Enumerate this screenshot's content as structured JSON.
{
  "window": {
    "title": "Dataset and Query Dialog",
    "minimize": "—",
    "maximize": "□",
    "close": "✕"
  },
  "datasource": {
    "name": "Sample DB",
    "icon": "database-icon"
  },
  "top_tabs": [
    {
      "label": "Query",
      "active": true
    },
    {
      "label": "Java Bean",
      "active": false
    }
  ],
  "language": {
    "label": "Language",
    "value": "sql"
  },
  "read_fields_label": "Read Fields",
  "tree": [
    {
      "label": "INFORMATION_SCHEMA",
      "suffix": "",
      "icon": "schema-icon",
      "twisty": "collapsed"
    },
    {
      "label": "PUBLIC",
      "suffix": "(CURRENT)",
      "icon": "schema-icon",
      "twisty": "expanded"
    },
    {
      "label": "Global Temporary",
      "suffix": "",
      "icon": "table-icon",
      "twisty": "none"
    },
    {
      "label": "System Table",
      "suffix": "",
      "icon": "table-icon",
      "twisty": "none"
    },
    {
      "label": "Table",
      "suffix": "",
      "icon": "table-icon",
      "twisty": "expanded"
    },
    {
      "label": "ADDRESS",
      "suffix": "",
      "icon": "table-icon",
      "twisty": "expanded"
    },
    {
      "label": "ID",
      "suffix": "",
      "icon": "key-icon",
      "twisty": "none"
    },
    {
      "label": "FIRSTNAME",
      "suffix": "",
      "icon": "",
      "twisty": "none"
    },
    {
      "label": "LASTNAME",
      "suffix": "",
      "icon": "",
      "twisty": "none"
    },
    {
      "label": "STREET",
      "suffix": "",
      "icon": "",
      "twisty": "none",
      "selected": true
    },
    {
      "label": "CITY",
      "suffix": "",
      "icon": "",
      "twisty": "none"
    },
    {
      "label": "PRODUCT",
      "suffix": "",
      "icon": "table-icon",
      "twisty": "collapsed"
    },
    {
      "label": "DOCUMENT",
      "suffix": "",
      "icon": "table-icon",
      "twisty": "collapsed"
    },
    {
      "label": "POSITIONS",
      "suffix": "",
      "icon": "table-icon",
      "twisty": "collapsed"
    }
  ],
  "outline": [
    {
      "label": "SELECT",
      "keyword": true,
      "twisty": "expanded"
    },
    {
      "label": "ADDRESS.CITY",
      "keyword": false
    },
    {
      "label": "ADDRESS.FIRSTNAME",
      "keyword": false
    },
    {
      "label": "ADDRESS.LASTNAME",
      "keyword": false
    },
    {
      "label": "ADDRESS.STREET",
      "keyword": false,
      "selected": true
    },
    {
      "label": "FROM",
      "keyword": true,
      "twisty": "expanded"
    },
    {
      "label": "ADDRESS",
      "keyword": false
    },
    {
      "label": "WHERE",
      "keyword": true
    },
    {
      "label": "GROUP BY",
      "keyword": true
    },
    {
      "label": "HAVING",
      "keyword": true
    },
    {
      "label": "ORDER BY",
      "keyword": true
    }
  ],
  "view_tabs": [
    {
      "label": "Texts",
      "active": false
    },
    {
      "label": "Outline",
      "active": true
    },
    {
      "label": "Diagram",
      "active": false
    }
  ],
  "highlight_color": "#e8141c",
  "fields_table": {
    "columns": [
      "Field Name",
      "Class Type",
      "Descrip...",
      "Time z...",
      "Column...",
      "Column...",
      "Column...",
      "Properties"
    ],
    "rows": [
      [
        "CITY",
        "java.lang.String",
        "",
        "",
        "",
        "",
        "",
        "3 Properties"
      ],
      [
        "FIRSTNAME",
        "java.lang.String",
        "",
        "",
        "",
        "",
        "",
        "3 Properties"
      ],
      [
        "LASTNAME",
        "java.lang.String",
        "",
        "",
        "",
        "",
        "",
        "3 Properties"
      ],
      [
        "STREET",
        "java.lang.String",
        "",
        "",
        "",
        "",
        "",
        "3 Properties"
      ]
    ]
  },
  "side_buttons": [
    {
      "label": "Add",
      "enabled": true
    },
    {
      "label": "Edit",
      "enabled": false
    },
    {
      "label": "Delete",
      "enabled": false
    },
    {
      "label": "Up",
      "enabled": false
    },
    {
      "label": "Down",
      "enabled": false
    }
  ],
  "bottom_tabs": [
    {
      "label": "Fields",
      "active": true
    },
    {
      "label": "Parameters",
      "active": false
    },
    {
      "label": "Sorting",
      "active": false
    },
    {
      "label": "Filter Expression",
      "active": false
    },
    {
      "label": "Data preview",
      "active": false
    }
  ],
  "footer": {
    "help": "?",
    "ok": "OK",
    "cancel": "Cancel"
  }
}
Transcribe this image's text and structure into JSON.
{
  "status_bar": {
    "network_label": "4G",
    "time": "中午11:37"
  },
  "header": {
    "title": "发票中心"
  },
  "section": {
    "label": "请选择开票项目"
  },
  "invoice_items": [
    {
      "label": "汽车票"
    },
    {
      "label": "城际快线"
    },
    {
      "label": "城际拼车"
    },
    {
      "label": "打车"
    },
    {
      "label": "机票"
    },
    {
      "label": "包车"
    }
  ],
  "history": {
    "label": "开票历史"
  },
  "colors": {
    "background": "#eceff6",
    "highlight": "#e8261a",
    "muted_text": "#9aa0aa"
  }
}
■ ■ ■
Copy out each line exactly.

Exercise result:
Enumerate this screenshot's content as structured JSON.
{
  "window": {
    "title": "Dataset and Query Dialog",
    "minimize": "—",
    "maximize": "□",
    "close": "✕"
  },
  "datasource": {
    "name": "Sample DB",
    "icon": "database-icon"
  },
  "top_tabs": [
    {
      "label": "Query",
      "active": true
    },
    {
      "label": "Java Bean",
      "active": false
    }
  ],
  "language": {
    "label": "Language",
    "value": "sql"
  },
  "read_fields_label": "Read Fields",
  "tree": [
    {
      "label": "INFORMATION_SCHEMA",
      "suffix": "",
      "icon": "schema-icon",
      "twisty": "collapsed"
    },
    {
      "label": "PUBLIC",
      "suffix": "(CURRENT)",
      "icon": "schema-icon",
      "twisty": "expanded"
    },
    {
      "label": "Global Temporary",
      "suffix": "",
      "icon": "table-icon",
      "twisty": "none"
    },
    {
      "label": "System Table",
      "suffix": "",
      "icon": "table-icon",
      "twisty": "none"
    },
    {
      "label": "Table",
      "suffix": "",
      "icon": "table-icon",
      "twisty": "expanded"
    },
    {
      "label": "ADDRESS",
      "suffix": "",
      "icon": "table-icon",
      "twisty": "expanded"
    },
    {
      "label": "ID",
      "suffix": "",
      "icon": "key-icon",
      "twisty": "none"
    },
    {
      "label": "FIRSTNAME",
      "suffix": "",
      "icon": "",
      "twisty": "none"
    },
    {
      "label": "LASTNAME",
      "suffix": "",
      "icon": "",
      "twisty": "none"
    },
    {
      "label": "STREET",
      "suffix": "",
      "icon": "",
      "twisty": "none",
      "selected": true
    },
    {
      "label": "CITY",
      "suffix": "",
      "icon": "",
      "twisty": "none"
    },
    {
      "label": "PRODUCT",
      "suffix": "",
      "icon": "table-icon",
      "twisty": "collapsed"
    },
    {
      "label": "DOCUMENT",
      "suffix": "",
      "icon": "table-icon",
      "twisty": "collapsed"
    },
    {
      "label": "POSITIONS",
      "suffix": "",
      "icon": "table-icon",
      "twisty": "collapsed"
    }
  ],
  "outline": [
    {
      "label": "SELECT",
      "keyword": true,
      "twisty": "expanded"
    },
    {
      "label": "ADDRESS.CITY",
      "keyword": false
    },
    {
      "label": "ADDRESS.FIRSTNAME",
      "keyword": false
    },
    {
      "label": "ADDRESS.LASTNAME",
      "keyword": false
    },
    {
      "label": "ADDRESS.STREET",
      "keyword": false,
      "selected": true
    },
    {
      "label": "FROM",
      "keyword": true,
      "twisty": "expanded"
    },
    {
      "label": "ADDRESS",
      "keyword": false
    },
    {
      "label": "WHERE",
      "keyword": true
    },
    {
      "label": "GROUP BY",
      "keyword": true
    },
    {
      "label": "HAVING",
      "keyword": true
    },
    {
      "label": "ORDER BY",
      "keyword": true
    }
  ],
  "view_tabs": [
    {
      "label": "Texts",
      "active": false
    },
    {
      "label": "Outline",
      "active": true
    },
    {
      "label": "Diagram",
      "active": false
    }
  ],
  "highlight_color": "#e8141c",
  "fields_table": {
    "columns": [
      "Field Name",
      "Class Type",
      "Descrip...",
      "Time z...",
      "Column...",
      "Column...",
      "Column...",
      "Properties"
    ],
    "rows": [
      [
        "CITY",
        "java.lang.String",
        "",
        "",
        "",
        "",
        "",
        "3 Properties"
      ],
      [
        "FIRSTNAME",
        "java.lang.String",
        "",
        "",
        "",
        "",
        "",
        "3 Properties"
      ],
      [
        "LASTNAME",
        "java.lang.String",
        "",
        "",
        "",
        "",
        "",
        "3 Properties"
      ],
      [
        "STREET",
        "java.lang.String",
        "",
        "",
        "",
        "",
        "",
        "3 Properties"
      ]
    ]
  },
  "side_buttons": [
    {
      "label": "Add",
      "enabled": true
    },
    {
      "label": "Edit",
      "enabled": false
    },
    {
      "label": "Delete",
      "enabled": false
    },
    {
      "label": "Up",
      "enabled": false
    },
    {
      "label": "Down",
      "enabled": false
    }
  ],
  "bottom_tabs": [
    {
      "label": "Fields",
      "active": true
    },
    {
      "label": "Parameters",
      "active": false
    },
    {
      "label": "Sorting",
      "active": false
    },
    {
      "label": "Filter Expression",
      "active": false
    },
    {
      "label": "Data preview",
      "active": false
    }
  ],
  "footer": {
    "help": "?",
    "ok": "OK",
    "cancel": "Cancel"
  }
}
Transcribe this image's text and structure into JSON.
{
  "status_bar": {
    "network_label": "4G",
    "time": "中午11:37"
  },
  "header": {
    "title": "发票中心"
  },
  "section": {
    "label": "请选择开票项目"
  },
  "invoice_items": [
    {
      "label": "汽车票"
    },
    {
      "label": "城际快线"
    },
    {
      "label": "城际拼车"
    },
    {
      "label": "打车"
    },
    {
      "label": "机票"
    },
    {
      "label": "包车"
    }
  ],
  "history": {
    "label": "开票历史"
  },
  "colors": {
    "background": "#eceff6",
    "highlight": "#e8261a",
    "muted_text": "#9aa0aa"
  }
}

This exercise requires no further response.